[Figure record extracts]
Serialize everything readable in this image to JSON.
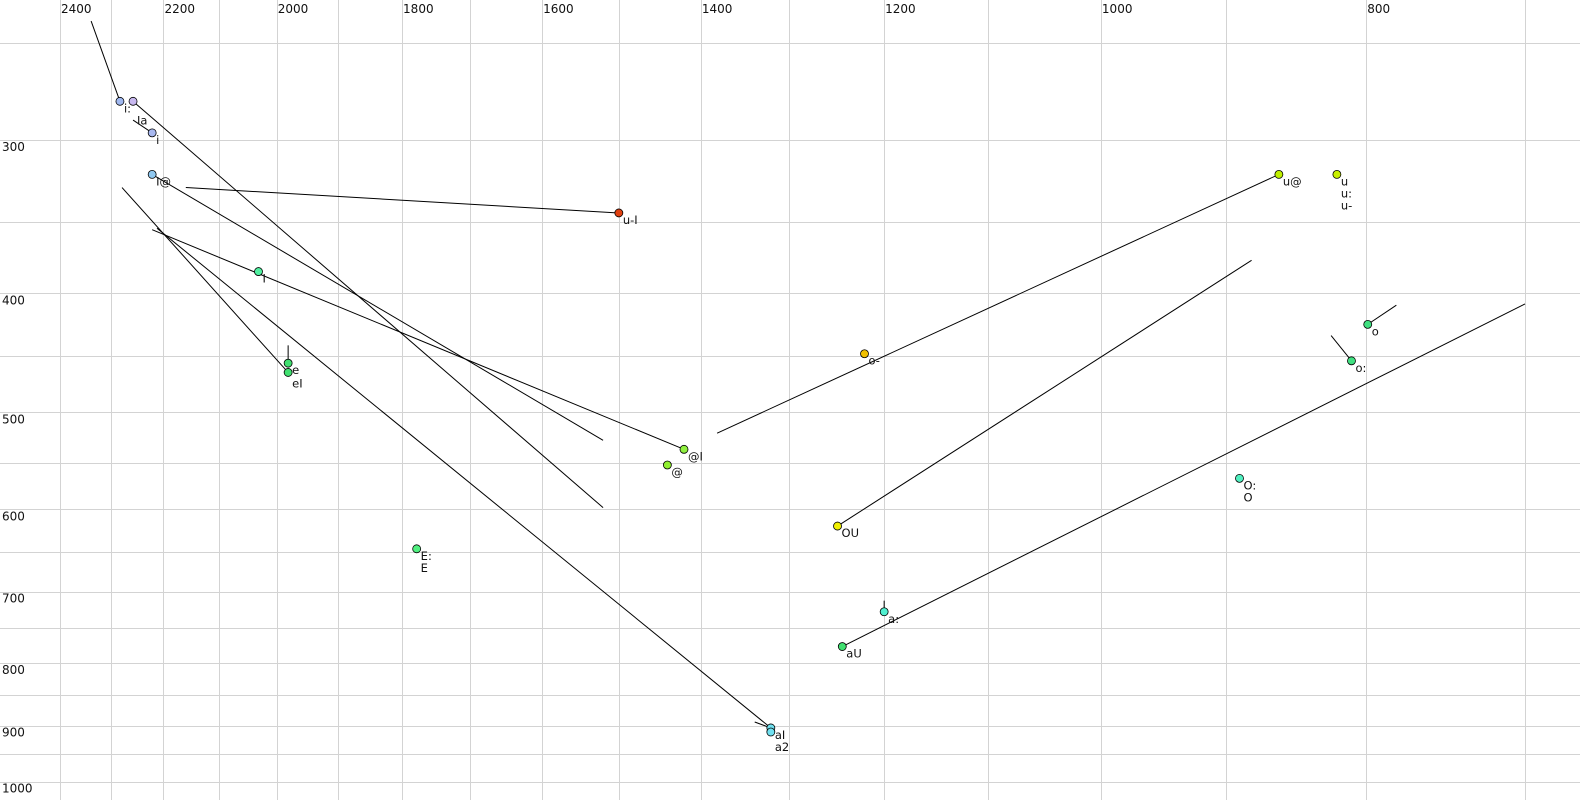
{
  "chart_data": {
    "type": "scatter",
    "title": "",
    "xlabel": "",
    "ylabel": "",
    "x_scale": "log",
    "y_scale": "log",
    "x_reversed": true,
    "xlim": [
      2400,
      700
    ],
    "ylim": [
      250,
      1000
    ],
    "grid": true,
    "x_grid_step": 100,
    "y_grid_step": 50,
    "x_ticks": [
      2400,
      2200,
      2000,
      1800,
      1600,
      1400,
      1200,
      1000,
      800
    ],
    "y_ticks": [
      300,
      400,
      500,
      600,
      700,
      800,
      900,
      1000
    ],
    "points": [
      {
        "labels": [
          "i:"
        ],
        "f2": 2282,
        "f1": 279,
        "color": "#a0b8f0"
      },
      {
        "labels": [
          "Ia"
        ],
        "f2": 2257,
        "f1": 279,
        "color": "#c8b8f0"
      },
      {
        "labels": [
          "i"
        ],
        "f2": 2221,
        "f1": 296,
        "color": "#a8b8f0"
      },
      {
        "labels": [
          "I@"
        ],
        "f2": 2221,
        "f1": 320,
        "color": "#90c8f0"
      },
      {
        "labels": [
          "u-I"
        ],
        "f2": 1500,
        "f1": 344,
        "color": "#e04010"
      },
      {
        "labels": [
          "I"
        ],
        "f2": 2031,
        "f1": 384,
        "color": "#50f0a0"
      },
      {
        "labels": [
          "e"
        ],
        "f2": 1981,
        "f1": 456,
        "color": "#40e070"
      },
      {
        "labels": [
          "eI"
        ],
        "f2": 1981,
        "f1": 464,
        "color": "#40e070"
      },
      {
        "labels": [
          "@I"
        ],
        "f2": 1420,
        "f1": 536,
        "color": "#90f040"
      },
      {
        "labels": [
          "@"
        ],
        "f2": 1440,
        "f1": 552,
        "color": "#90f030"
      },
      {
        "labels": [
          "E:",
          "E"
        ],
        "f2": 1778,
        "f1": 646,
        "color": "#50f080"
      },
      {
        "labels": [
          "o-"
        ],
        "f2": 1220,
        "f1": 448,
        "color": "#f0c000"
      },
      {
        "labels": [
          "u@"
        ],
        "f2": 861,
        "f1": 320,
        "color": "#c0f000"
      },
      {
        "labels": [
          "u",
          "u:",
          "u-"
        ],
        "f2": 820,
        "f1": 320,
        "color": "#c8f000"
      },
      {
        "labels": [
          "o"
        ],
        "f2": 799,
        "f1": 424,
        "color": "#40e080"
      },
      {
        "labels": [
          "o:"
        ],
        "f2": 810,
        "f1": 454,
        "color": "#40e080"
      },
      {
        "labels": [
          "O:",
          "O"
        ],
        "f2": 890,
        "f1": 566,
        "color": "#50f0c0"
      },
      {
        "labels": [
          "OU"
        ],
        "f2": 1248,
        "f1": 619,
        "color": "#f0f000"
      },
      {
        "labels": [
          "a:"
        ],
        "f2": 1200,
        "f1": 727,
        "color": "#50f0d0"
      },
      {
        "labels": [
          "aU"
        ],
        "f2": 1243,
        "f1": 776,
        "color": "#40e070"
      },
      {
        "labels": [
          "aI"
        ],
        "f2": 1320,
        "f1": 904,
        "color": "#70e0f0"
      },
      {
        "labels": [
          "a2"
        ],
        "f2": 1320,
        "f1": 911,
        "color": "#70e0f0"
      }
    ],
    "trajectories": [
      {
        "from": [
          2338,
          240
        ],
        "to": [
          2282,
          279
        ]
      },
      {
        "from": [
          2257,
          279
        ],
        "to": [
          1520,
          598
        ]
      },
      {
        "from": [
          2257,
          289
        ],
        "to": [
          2221,
          296
        ]
      },
      {
        "from": [
          2159,
          328
        ],
        "to": [
          1500,
          344
        ]
      },
      {
        "from": [
          2221,
          320
        ],
        "to": [
          1520,
          527
        ]
      },
      {
        "from": [
          2278,
          328
        ],
        "to": [
          1981,
          464
        ]
      },
      {
        "from": [
          2221,
          355
        ],
        "to": [
          1420,
          536
        ]
      },
      {
        "from": [
          1981,
          441
        ],
        "to": [
          1981,
          456
        ]
      },
      {
        "from": [
          2212,
          354
        ],
        "to": [
          1320,
          904
        ]
      },
      {
        "from": [
          1381,
          520
        ],
        "to": [
          861,
          320
        ]
      },
      {
        "from": [
          1248,
          619
        ],
        "to": [
          881,
          376
        ]
      },
      {
        "from": [
          1243,
          776
        ],
        "to": [
          700,
          408
        ]
      },
      {
        "from": [
          1200,
          712
        ],
        "to": [
          1200,
          727
        ]
      },
      {
        "from": [
          799,
          424
        ],
        "to": [
          780,
          409
        ]
      },
      {
        "from": [
          824,
          433
        ],
        "to": [
          810,
          454
        ]
      },
      {
        "from": [
          1338,
          894
        ],
        "to": [
          1320,
          904
        ]
      }
    ]
  }
}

WHAT YOU SHOULD DO: Exclude the pictures and transcribe all of the entries exactly.

ANSWER TO THE TASK:
Serialize everything readable in this image to JSON.
{
  "chart_data": {
    "type": "scatter",
    "title": "",
    "xlabel": "",
    "ylabel": "",
    "x_scale": "log",
    "y_scale": "log",
    "x_reversed": true,
    "xlim": [
      2400,
      700
    ],
    "ylim": [
      250,
      1000
    ],
    "grid": true,
    "x_grid_step": 100,
    "y_grid_step": 50,
    "x_ticks": [
      2400,
      2200,
      2000,
      1800,
      1600,
      1400,
      1200,
      1000,
      800
    ],
    "y_ticks": [
      300,
      400,
      500,
      600,
      700,
      800,
      900,
      1000
    ],
    "points": [
      {
        "labels": [
          "i:"
        ],
        "f2": 2282,
        "f1": 279,
        "color": "#a0b8f0"
      },
      {
        "labels": [
          "Ia"
        ],
        "f2": 2257,
        "f1": 279,
        "color": "#c8b8f0"
      },
      {
        "labels": [
          "i"
        ],
        "f2": 2221,
        "f1": 296,
        "color": "#a8b8f0"
      },
      {
        "labels": [
          "I@"
        ],
        "f2": 2221,
        "f1": 320,
        "color": "#90c8f0"
      },
      {
        "labels": [
          "u-I"
        ],
        "f2": 1500,
        "f1": 344,
        "color": "#e04010"
      },
      {
        "labels": [
          "I"
        ],
        "f2": 2031,
        "f1": 384,
        "color": "#50f0a0"
      },
      {
        "labels": [
          "e"
        ],
        "f2": 1981,
        "f1": 456,
        "color": "#40e070"
      },
      {
        "labels": [
          "eI"
        ],
        "f2": 1981,
        "f1": 464,
        "color": "#40e070"
      },
      {
        "labels": [
          "@I"
        ],
        "f2": 1420,
        "f1": 536,
        "color": "#90f040"
      },
      {
        "labels": [
          "@"
        ],
        "f2": 1440,
        "f1": 552,
        "color": "#90f030"
      },
      {
        "labels": [
          "E:",
          "E"
        ],
        "f2": 1778,
        "f1": 646,
        "color": "#50f080"
      },
      {
        "labels": [
          "o-"
        ],
        "f2": 1220,
        "f1": 448,
        "color": "#f0c000"
      },
      {
        "labels": [
          "u@"
        ],
        "f2": 861,
        "f1": 320,
        "color": "#c0f000"
      },
      {
        "labels": [
          "u",
          "u:",
          "u-"
        ],
        "f2": 820,
        "f1": 320,
        "color": "#c8f000"
      },
      {
        "labels": [
          "o"
        ],
        "f2": 799,
        "f1": 424,
        "color": "#40e080"
      },
      {
        "labels": [
          "o:"
        ],
        "f2": 810,
        "f1": 454,
        "color": "#40e080"
      },
      {
        "labels": [
          "O:",
          "O"
        ],
        "f2": 890,
        "f1": 566,
        "color": "#50f0c0"
      },
      {
        "labels": [
          "OU"
        ],
        "f2": 1248,
        "f1": 619,
        "color": "#f0f000"
      },
      {
        "labels": [
          "a:"
        ],
        "f2": 1200,
        "f1": 727,
        "color": "#50f0d0"
      },
      {
        "labels": [
          "aU"
        ],
        "f2": 1243,
        "f1": 776,
        "color": "#40e070"
      },
      {
        "labels": [
          "aI"
        ],
        "f2": 1320,
        "f1": 904,
        "color": "#70e0f0"
      },
      {
        "labels": [
          "a2"
        ],
        "f2": 1320,
        "f1": 911,
        "color": "#70e0f0"
      }
    ],
    "trajectories": [
      {
        "from": [
          2338,
          240
        ],
        "to": [
          2282,
          279
        ]
      },
      {
        "from": [
          2257,
          279
        ],
        "to": [
          1520,
          598
        ]
      },
      {
        "from": [
          2257,
          289
        ],
        "to": [
          2221,
          296
        ]
      },
      {
        "from": [
          2159,
          328
        ],
        "to": [
          1500,
          344
        ]
      },
      {
        "from": [
          2221,
          320
        ],
        "to": [
          1520,
          527
        ]
      },
      {
        "from": [
          2278,
          328
        ],
        "to": [
          1981,
          464
        ]
      },
      {
        "from": [
          2221,
          355
        ],
        "to": [
          1420,
          536
        ]
      },
      {
        "from": [
          1981,
          441
        ],
        "to": [
          1981,
          456
        ]
      },
      {
        "from": [
          2212,
          354
        ],
        "to": [
          1320,
          904
        ]
      },
      {
        "from": [
          1381,
          520
        ],
        "to": [
          861,
          320
        ]
      },
      {
        "from": [
          1248,
          619
        ],
        "to": [
          881,
          376
        ]
      },
      {
        "from": [
          1243,
          776
        ],
        "to": [
          700,
          408
        ]
      },
      {
        "from": [
          1200,
          712
        ],
        "to": [
          1200,
          727
        ]
      },
      {
        "from": [
          799,
          424
        ],
        "to": [
          780,
          409
        ]
      },
      {
        "from": [
          824,
          433
        ],
        "to": [
          810,
          454
        ]
      },
      {
        "from": [
          1338,
          894
        ],
        "to": [
          1320,
          904
        ]
      }
    ]
  }
}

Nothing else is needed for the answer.